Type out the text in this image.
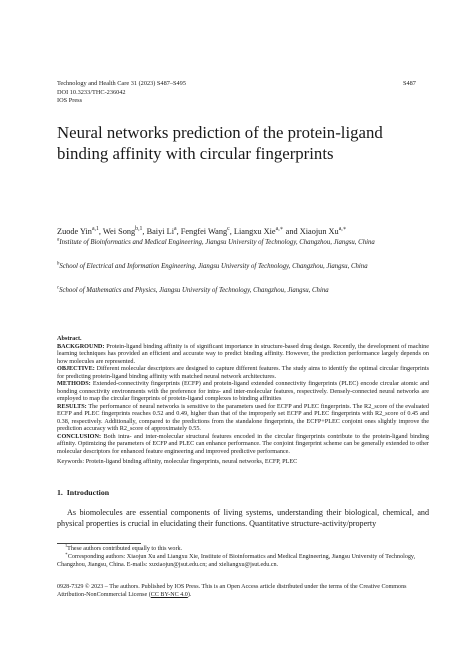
Technology and Health Care 31 (2023) S487–S495
DOI 10.3233/THC-236042
IOS Press
S487
Neural networks prediction of the protein-ligand binding affinity with circular fingerprints
Zuode Yin$^{a,1}$, Wei Song$^{b,1}$, Baiyi Li$^a$, Fengfei Wang$^c$, Liangxu Xie$^{a,∗}$ and Xiaojun $Xu^{a,∗}$
$^a$Institute of Bioinformatics and Medical Engineering, Jiangsu University of Technology, Changzhou, Jiangsu, China
$^b$School of Electrical and Information Engineering, Jiangsu University of Technology, Changzhou, Jiangsu, China
$^c$School of Mathematics and Physics, Jiangsu University of Technology, Changzhou, Jiangsu, China
Abstract.
BACKGROUND: Protein-ligand binding affinity is of significant importance in structure-based drug design. Recently, the development of machine learning techniques has provided an efficient and accurate way to predict binding affinity. However, the prediction performance largely depends on how molecules are represented.
OBJECTIVE: Different molecular descriptors are designed to capture different features. The study aims to identify the optimal circular fingerprints for predicting protein-ligand binding affinity with matched neural network architectures.
METHODS: Extended-connectivity fingerprints (ECFP) and protein-ligand extended connectivity fingerprints (PLEC) encode circular atomic and bonding connectivity environments with the preference for intra- and inter-molecular features, respectively. Densely-connected neural networks are employed to map the circular fingerprints of protein-ligand complexes to binding affinities
RESULTS: The performance of neural networks is sensitive to the parameters used for ECFP and PLEC fingerprints. The R2_score of the evaluated ECFP and PLEC fingerprints reaches 0.52 and 0.49, higher than that of the improperly set ECFP and PLEC fingerprints with R2_score of 0.45 and 0.38, respectively. Additionally, compared to the predictions from the standalone fingerprints, the ECFP+PLEC conjoint ones slightly improve the prediction accuracy with R2_score of approximately 0.55.
CONCLUSION: Both intra- and inter-molecular structural features encoded in the circular fingerprints contribute to the protein-ligand binding affinity. Optimizing the parameters of ECFP and PLEC can enhance performance. The conjoint fingerprint scheme can be generally extended to other molecular descriptors for enhanced feature engineering and improved predictive performance.
Keywords: Protein-ligand binding affinity, molecular fingerprints, neural networks, ECFP, PLEC
1. Introduction
As biomolecules are essential components of living systems, understanding their biological, chemical, and physical properties is crucial in elucidating their functions. Quantitative structure-activity/property
$^1$These authors contributed equally to this work.
∗Corresponding authors: Xiaojun Xu and Liangxu Xie, Institute of Bioinformatics and Medical Engineering, Jiangsu University of Technology, Changzhou, Jiangsu, China. E-mails: xuxiaojun@jsut.edu.cn; and xieliangxu@jsut.edu.cn.
0928-7329 © 2023 – The authors. Published by IOS Press. This is an Open Access article distributed under the terms of the Creative Commons Attribution-NonCommercial License (CC BY-NC 4.0).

------------------------------

• _WORK REQUEST_
Select the lines in this material that hold the word "Jiangsu", leaving none out.

• _TASK SOLUTION_
$^a$Institute of Bioinformatics and Medical Engineering, Jiangsu University of Technology, Changzhou, Jiangsu, China
$^b$School of Electrical and Information Engineering, Jiangsu University of Technology, Changzhou, Jiangsu, China
$^c$School of Mathematics and Physics, Jiangsu University of Technology, Changzhou, Jiangsu, China
∗Corresponding authors: Xiaojun Xu and Liangxu Xie, Institute of Bioinformatics and Medical Engineering, Jiangsu University of Technology, Changzhou, Jiangsu, China. E-mails: xuxiaojun@jsut.edu.cn; and xieliangxu@jsut.edu.cn.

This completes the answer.